# Directive
Will you extract the entries word for word? Images should not appear in the copy.

###

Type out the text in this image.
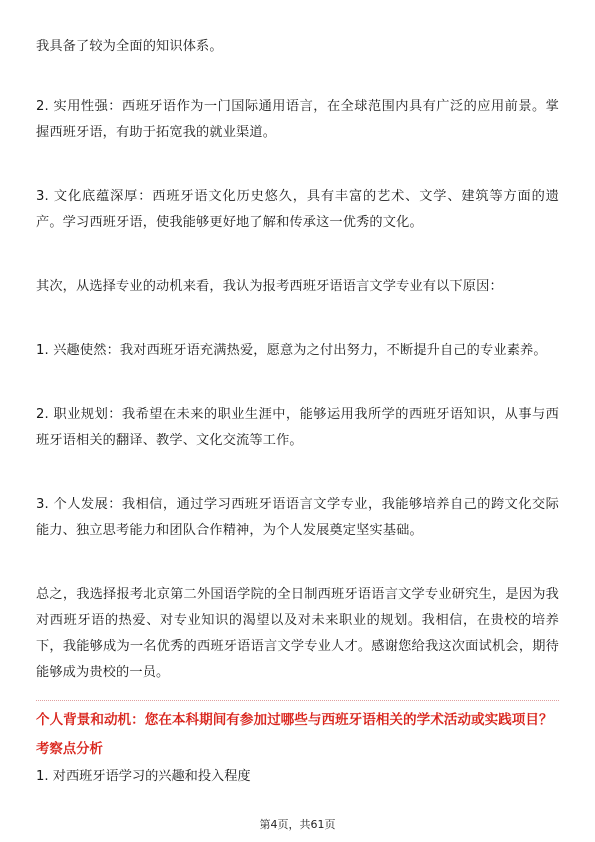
我具备了较为全面的知识体系。

2. 实用性强：西班牙语作为一门国际通用语言，在全球范围内具有广泛的应用前景。掌握西班牙语，有助于拓宽我的就业渠道。

3. 文化底蕴深厚：西班牙语文化历史悠久，具有丰富的艺术、文学、建筑等方面的遗产。学习西班牙语，使我能够更好地了解和传承这一优秀的文化。

其次，从选择专业的动机来看，我认为报考西班牙语语言文学专业有以下原因：

1. 兴趣使然：我对西班牙语充满热爱，愿意为之付出努力，不断提升自己的专业素养。

2. 职业规划：我希望在未来的职业生涯中，能够运用我所学的西班牙语知识，从事与西班牙语相关的翻译、教学、文化交流等工作。

3. 个人发展：我相信，通过学习西班牙语语言文学专业，我能够培养自己的跨文化交际能力、独立思考能力和团队合作精神，为个人发展奠定坚实基础。

总之，我选择报考北京第二外国语学院的全日制西班牙语语言文学专业研究生，是因为我对西班牙语的热爱、对专业知识的渴望以及对未来职业的规划。我相信，在贵校的培养下，我能够成为一名优秀的西班牙语语言文学专业人才。感谢您给我这次面试机会，期待能够成为贵校的一员。

个人背景和动机：您在本科期间有参加过哪些与西班牙语相关的学术活动或实践项目？

考察点分析

1. 对西班牙语学习的兴趣和投入程度

第4页，共61页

###

# Task answer
Type out the text in this image.
我具备了较为全面的知识体系。

2. 实用性强：西班牙语作为一门国际通用语言，在全球范围内具有广泛的应用前景。掌握西班牙语，有助于拓宽我的就业渠道。

3. 文化底蕴深厚：西班牙语文化历史悠久，具有丰富的艺术、文学、建筑等方面的遗产。学习西班牙语，使我能够更好地了解和传承这一优秀的文化。

其次，从选择专业的动机来看，我认为报考西班牙语语言文学专业有以下原因：

1. 兴趣使然：我对西班牙语充满热爱，愿意为之付出努力，不断提升自己的专业素养。

2. 职业规划：我希望在未来的职业生涯中，能够运用我所学的西班牙语知识，从事与西班牙语相关的翻译、教学、文化交流等工作。

3. 个人发展：我相信，通过学习西班牙语语言文学专业，我能够培养自己的跨文化交际能力、独立思考能力和团队合作精神，为个人发展奠定坚实基础。

总之，我选择报考北京第二外国语学院的全日制西班牙语语言文学专业研究生，是因为我对西班牙语的热爱、对专业知识的渴望以及对未来职业的规划。我相信，在贵校的培养下，我能够成为一名优秀的西班牙语语言文学专业人才。感谢您给我这次面试机会，期待能够成为贵校的一员。

个人背景和动机：您在本科期间有参加过哪些与西班牙语相关的学术活动或实践项目？

考察点分析

1. 对西班牙语学习的兴趣和投入程度

第4页，共61页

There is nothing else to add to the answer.